GOAL
Pull out from the material below all lines with "Learn".

======== SUPPLIED DATA ========

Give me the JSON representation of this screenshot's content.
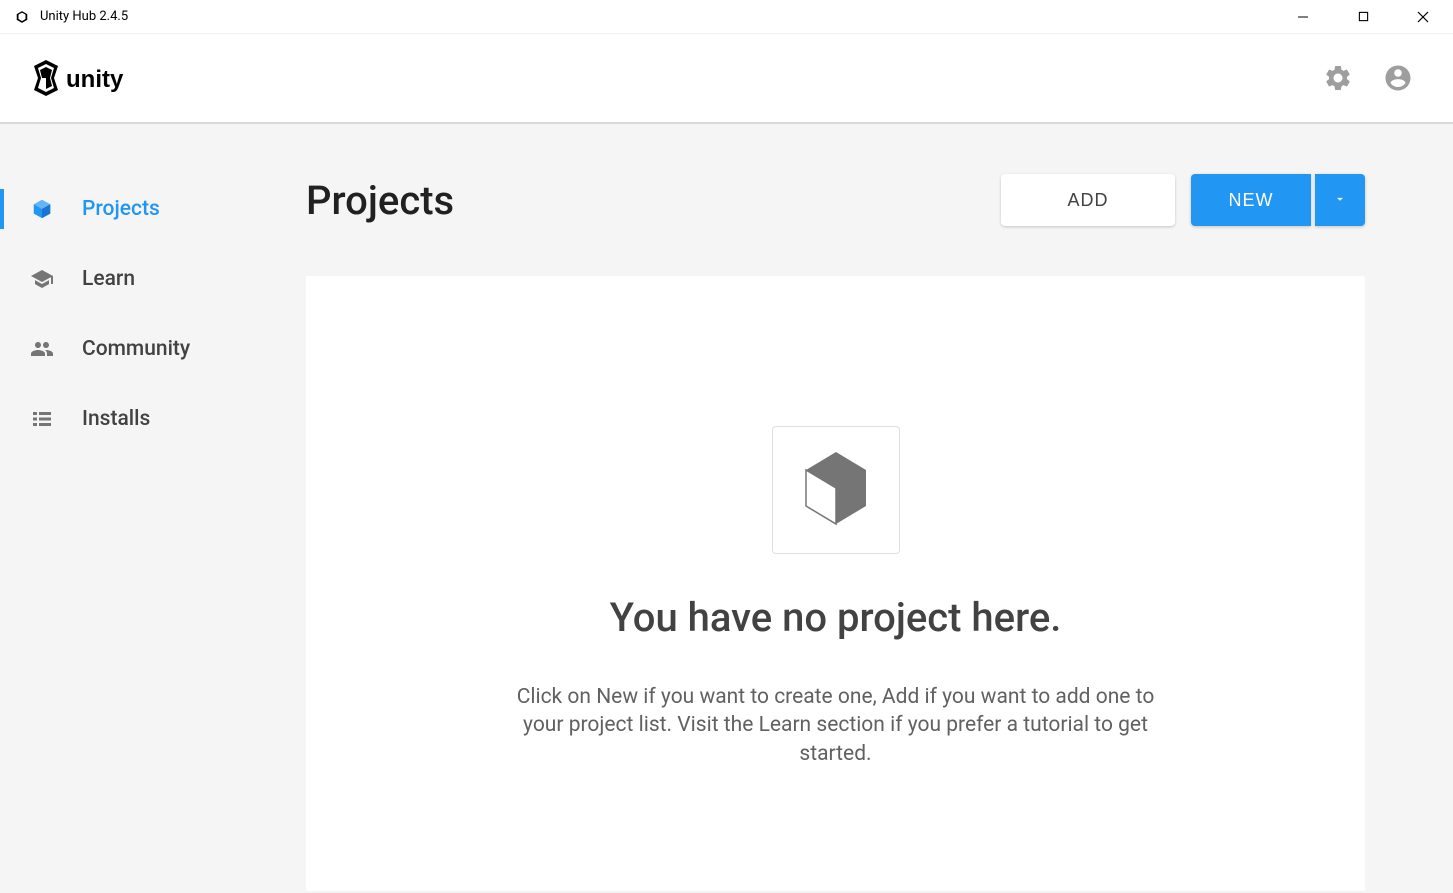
{
  "titlebar": {
    "title": "Unity Hub 2.4.5"
  },
  "header": {
    "brand": "unity"
  },
  "sidebar": {
    "items": [
      {
        "label": "Projects",
        "active": true
      },
      {
        "label": "Learn",
        "active": false
      },
      {
        "label": "Community",
        "active": false
      },
      {
        "label": "Installs",
        "active": false
      }
    ]
  },
  "main": {
    "title": "Projects",
    "add_label": "ADD",
    "new_label": "NEW",
    "empty": {
      "headline": "You have no project here.",
      "description": "Click on New if you want to create one, Add if you want to add one to your project list. Visit the Learn section if you prefer a tutorial to get started."
    }
  }
}
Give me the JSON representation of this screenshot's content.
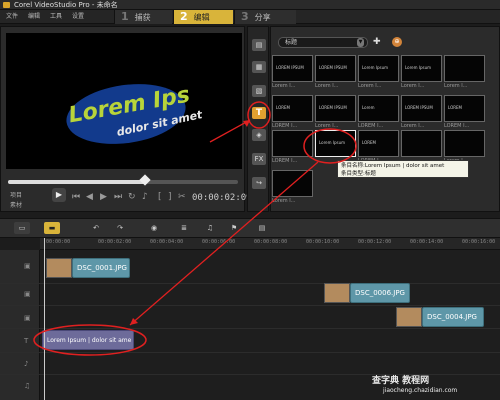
{
  "window": {
    "title": "Corel VideoStudio Pro - 未命名"
  },
  "menu": [
    "文件",
    "编辑",
    "工具",
    "设置"
  ],
  "steps": [
    {
      "num": "1",
      "label": "捕获"
    },
    {
      "num": "2",
      "label": "编辑"
    },
    {
      "num": "3",
      "label": "分享"
    }
  ],
  "preview": {
    "title_text": "Lorem Ips",
    "subtitle_text": "dolor sit amet",
    "mode_project": "项目",
    "mode_clip": "素材",
    "timecode": "00:00:02:09"
  },
  "library": {
    "category": "标题",
    "thumbs": [
      {
        "text": "LOREM IPSUM",
        "label": "Lorem I..."
      },
      {
        "text": "LOREM IPSUM",
        "label": "Lorem I..."
      },
      {
        "text": "Lorem Ipsum",
        "label": "Lorem I..."
      },
      {
        "text": "Lorem Ipsum",
        "label": "Lorem I..."
      },
      {
        "text": "",
        "label": "Lorem I..."
      },
      {
        "text": "LOREM",
        "label": "LOREM I..."
      },
      {
        "text": "LOREM IPSUM",
        "label": "Lorem I..."
      },
      {
        "text": "Lorem",
        "label": "LOREM I..."
      },
      {
        "text": "LOREM IPSUM",
        "label": "Lorem I..."
      },
      {
        "text": "LOREM",
        "label": "LOREM I..."
      },
      {
        "text": "",
        "label": "LOREM I..."
      },
      {
        "text": "Lorem Ipsum",
        "label": ""
      },
      {
        "text": "LOREM",
        "label": "LOREM I..."
      },
      {
        "text": "",
        "label": ""
      },
      {
        "text": "",
        "label": "Lorem I..."
      },
      {
        "text": "",
        "label": "Lorem I..."
      }
    ],
    "tooltip_line1": "条目名称:Lorem Ipsum | dolor sit amet",
    "tooltip_line2": "条目类型:标题"
  },
  "sidestrip": {
    "fx_label": "FX",
    "title_label": "T"
  },
  "ruler": [
    "00:00:00",
    "00:00:02:00",
    "00:00:04:00",
    "00:00:06:00",
    "00:00:08:00",
    "00:00:10:00",
    "00:00:12:00",
    "00:00:14:00",
    "00:00:16:00"
  ],
  "clips": {
    "clip1": "DSC_0001.JPG",
    "clip2": "DSC_0006.JPG",
    "clip3": "DSC_0004.JPG",
    "title_clip": "Lorem Ipsum | dolor sit ame"
  },
  "watermark": {
    "line1": "查字典 教程网",
    "line2": "jiaocheng.chazidian.com"
  },
  "colors": {
    "accent": "#d9b43a",
    "annotation": "#e02020",
    "clip": "#5e97a8",
    "title_clip": "#6d6b9a"
  }
}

========

COMPLETED TASK
        "label": "Learn",
      "description": "Click on New if you want to create one, Add if you want to add one to your project list. Visit the Learn section if you prefer a tutorial to get started."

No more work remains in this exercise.